Problem requirements: The records below must be written out exactly, with every picture left behind.

— START Task input —

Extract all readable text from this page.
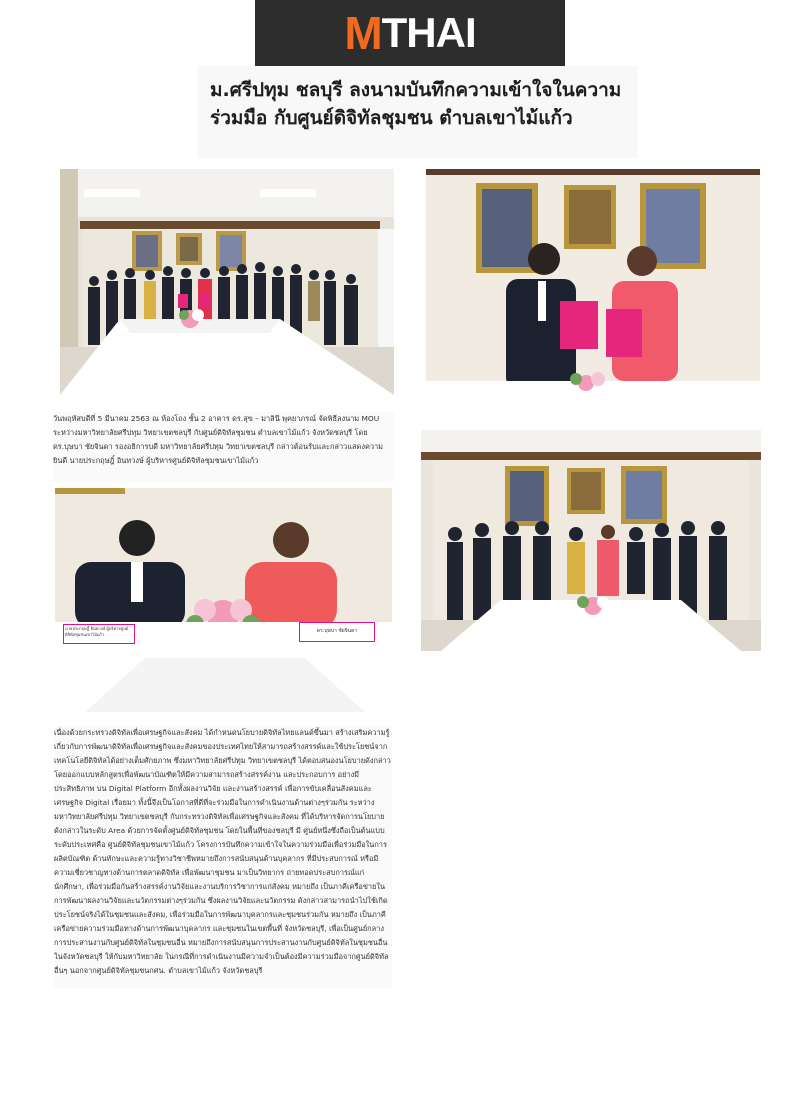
M THAI
ม.ศรีปทุม ชลบุรี ลงนามบันทึกความเข้าใจในความร่วมมือ กับศูนย์ดิจิทัลชุมชน ตำบลเขาไม้แก้ว

วันพฤหัสบดีที่ 5 มีนาคม 2563 ณ ห้องโถง ชั้น 2 อาคาร ดร.สุข – มาลินี พุคยาภรณ์ จัดพิธีลงนาม MOU ระหว่างมหาวิทยาลัยศรีปทุม วิทยาเขตชลบุรี กับศูนย์ดิจิทัลชุมชน ตำบลเขาไม้แก้ว จังหวัดชลบุรี โดย ดร.บุษบา ชัยจินดา รองอธิการบดี มหาวิทยาลัยศรีปทุม วิทยาเขตชลบุรี กล่าวต้อนรับและกล่าวแสดงความยินดี นายประกฤษฎิ์ อินทวงษ์ ผู้บริหารศูนย์ดิจิทัลชุมชนเขาไม้แก้ว

นายประกฤษฎิ์ อินทวงษ์ ผู้บริหารศูนย์ดิจิทัลชุมชนเขาไม้แก้ว
ดร.บุษบา ชัยจินดา

เนื่องด้วยกระทรวงดิจิทัลเพื่อเศรษฐกิจและสังคม ได้กำหนดนโยบายดิจิทัลไทยแลนด์ขึ้นมา สร้างเสริมความรู้เกี่ยวกับการพัฒนาดิจิทัลเพื่อเศรษฐกิจและสังคมของประเทศไทยให้สามารถสร้างสรรค์และใช้ประโยชน์จากเทคโนโลยีดิจิทัลได้อย่างเต็มศักยภาพ ซึ่งมหาวิทยาลัยศรีปทุม วิทยาเขตชลบุรี ได้ตอบสนองนโยบายดังกล่าว โดยออกแบบหลักสูตรเพื่อพัฒนาบัณฑิตให้มีความสามารถสร้างสรรค์งาน และประกอบการ อย่างมีประสิทธิภาพ บน Digital Platform อีกทั้งผลงานวิจัย และงานสร้างสรรค์ เพื่อการขับเคลื่อนสังคมและเศรษฐกิจ Digital เรื่อยมา ทั้งนี้จึงเป็นโอกาสที่ดีที่จะร่วมมือในการดำเนินงานด้านต่างๆร่วมกัน ระหว่างมหาวิทยาลัยศรีปทุม วิทยาเขตชลบุรี กับกระทรวงดิจิทัลเพื่อเศรษฐกิจและสังคม ที่ได้บริหารจัดการนโยบายดังกล่าวในระดับ Area ด้วยการจัดตั้งศูนย์ดิจิทัลชุมชน โดยในพื้นที่ของชลบุรี มี ศูนย์หนึ่งซึ่งถือเป็นต้นแบบระดับประเทศคือ ศูนย์ดิจิทัลชุมชนเขาไม้แก้ว โครงการบันทึกความเข้าใจในความร่วมมือเพื่อร่วมมือในการผลิตบัณฑิต ด้านทักษะและความรู้ทางวิชาชีพหมายถึงการสนับสนุนด้านบุคลากร ที่มีประสบการณ์ หรือมีความเชี่ยวชาญทางด้านการตลาดดิจิทัล เพื่อพัฒนาชุมชน มาเป็นวิทยากร ถ่ายทอดประสบการณ์แก่นักศึกษา, เพื่อร่วมมือกันสร้างสรรค์งานวิจัยและงานบริการวิชาการแก่สังคม หมายถึง เป็นภาคีเครือข่ายในการพัฒนาผลงานวิจัยและนวัตกรรมต่างๆร่วมกัน ซึ่งผลงานวิจัยและนวัตกรรม ดังกล่าวสามารถนำไปใช้เกิดประโยชน์จริงได้ในชุมชนและสังคม, เพื่อร่วมมือในการพัฒนาบุคลากรและชุมชนร่วมกัน หมายถึง เป็นภาคีเครือข่ายความร่วมมือทางด้านการพัฒนาบุคลากร และชุมชนในเขตพื้นที่ จังหวัดชลบุรี, เพื่อเป็นศูนย์กลางการประสานงานกับศูนย์ดิจิทัลในชุมชนอื่น หมายถึงการสนับสนุนการประสานงานกับศูนย์ดิจิทัลในชุมชนอื่นในจังหวัดชลบุรี ให้กับมหาวิทยาลัย ในกรณีที่การดำเนินงานมีความจำเป็นต้องมีความร่วมมือจากศูนย์ดิจิทัลอื่นๆ นอกจากศูนย์ดิจิทัลชุมชนกศน. ตำบลเขาไม้แก้ว จังหวัดชลบุรี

— END Task input —

Completed exercise:
Extract all readable text from this page.
M THAI
ม.ศรีปทุม ชลบุรี ลงนามบันทึกความเข้าใจในความร่วมมือ กับศูนย์ดิจิทัลชุมชน ตำบลเขาไม้แก้ว

วันพฤหัสบดีที่ 5 มีนาคม 2563 ณ ห้องโถง ชั้น 2 อาคาร ดร.สุข – มาลินี พุคยาภรณ์ จัดพิธีลงนาม MOU ระหว่างมหาวิทยาลัยศรีปทุม วิทยาเขตชลบุรี กับศูนย์ดิจิทัลชุมชน ตำบลเขาไม้แก้ว จังหวัดชลบุรี โดย ดร.บุษบา ชัยจินดา รองอธิการบดี มหาวิทยาลัยศรีปทุม วิทยาเขตชลบุรี กล่าวต้อนรับและกล่าวแสดงความยินดี นายประกฤษฎิ์ อินทวงษ์ ผู้บริหารศูนย์ดิจิทัลชุมชนเขาไม้แก้ว

นายประกฤษฎิ์ อินทวงษ์ ผู้บริหารศูนย์ดิจิทัลชุมชนเขาไม้แก้ว
ดร.บุษบา ชัยจินดา

เนื่องด้วยกระทรวงดิจิทัลเพื่อเศรษฐกิจและสังคม ได้กำหนดนโยบายดิจิทัลไทยแลนด์ขึ้นมา สร้างเสริมความรู้เกี่ยวกับการพัฒนาดิจิทัลเพื่อเศรษฐกิจและสังคมของประเทศไทยให้สามารถสร้างสรรค์และใช้ประโยชน์จากเทคโนโลยีดิจิทัลได้อย่างเต็มศักยภาพ ซึ่งมหาวิทยาลัยศรีปทุม วิทยาเขตชลบุรี ได้ตอบสนองนโยบายดังกล่าว โดยออกแบบหลักสูตรเพื่อพัฒนาบัณฑิตให้มีความสามารถสร้างสรรค์งาน และประกอบการ อย่างมีประสิทธิภาพ บน Digital Platform อีกทั้งผลงานวิจัย และงานสร้างสรรค์ เพื่อการขับเคลื่อนสังคมและเศรษฐกิจ Digital เรื่อยมา ทั้งนี้จึงเป็นโอกาสที่ดีที่จะร่วมมือในการดำเนินงานด้านต่างๆร่วมกัน ระหว่างมหาวิทยาลัยศรีปทุม วิทยาเขตชลบุรี กับกระทรวงดิจิทัลเพื่อเศรษฐกิจและสังคม ที่ได้บริหารจัดการนโยบายดังกล่าวในระดับ Area ด้วยการจัดตั้งศูนย์ดิจิทัลชุมชน โดยในพื้นที่ของชลบุรี มี ศูนย์หนึ่งซึ่งถือเป็นต้นแบบระดับประเทศคือ ศูนย์ดิจิทัลชุมชนเขาไม้แก้ว โครงการบันทึกความเข้าใจในความร่วมมือเพื่อร่วมมือในการผลิตบัณฑิต ด้านทักษะและความรู้ทางวิชาชีพหมายถึงการสนับสนุนด้านบุคลากร ที่มีประสบการณ์ หรือมีความเชี่ยวชาญทางด้านการตลาดดิจิทัล เพื่อพัฒนาชุมชน มาเป็นวิทยากร ถ่ายทอดประสบการณ์แก่นักศึกษา, เพื่อร่วมมือกันสร้างสรรค์งานวิจัยและงานบริการวิชาการแก่สังคม หมายถึง เป็นภาคีเครือข่ายในการพัฒนาผลงานวิจัยและนวัตกรรมต่างๆร่วมกัน ซึ่งผลงานวิจัยและนวัตกรรม ดังกล่าวสามารถนำไปใช้เกิดประโยชน์จริงได้ในชุมชนและสังคม, เพื่อร่วมมือในการพัฒนาบุคลากรและชุมชนร่วมกัน หมายถึง เป็นภาคีเครือข่ายความร่วมมือทางด้านการพัฒนาบุคลากร และชุมชนในเขตพื้นที่ จังหวัดชลบุรี, เพื่อเป็นศูนย์กลางการประสานงานกับศูนย์ดิจิทัลในชุมชนอื่น หมายถึงการสนับสนุนการประสานงานกับศูนย์ดิจิทัลในชุมชนอื่นในจังหวัดชลบุรี ให้กับมหาวิทยาลัย ในกรณีที่การดำเนินงานมีความจำเป็นต้องมีความร่วมมือจากศูนย์ดิจิทัลอื่นๆ นอกจากศูนย์ดิจิทัลชุมชนกศน. ตำบลเขาไม้แก้ว จังหวัดชลบุรี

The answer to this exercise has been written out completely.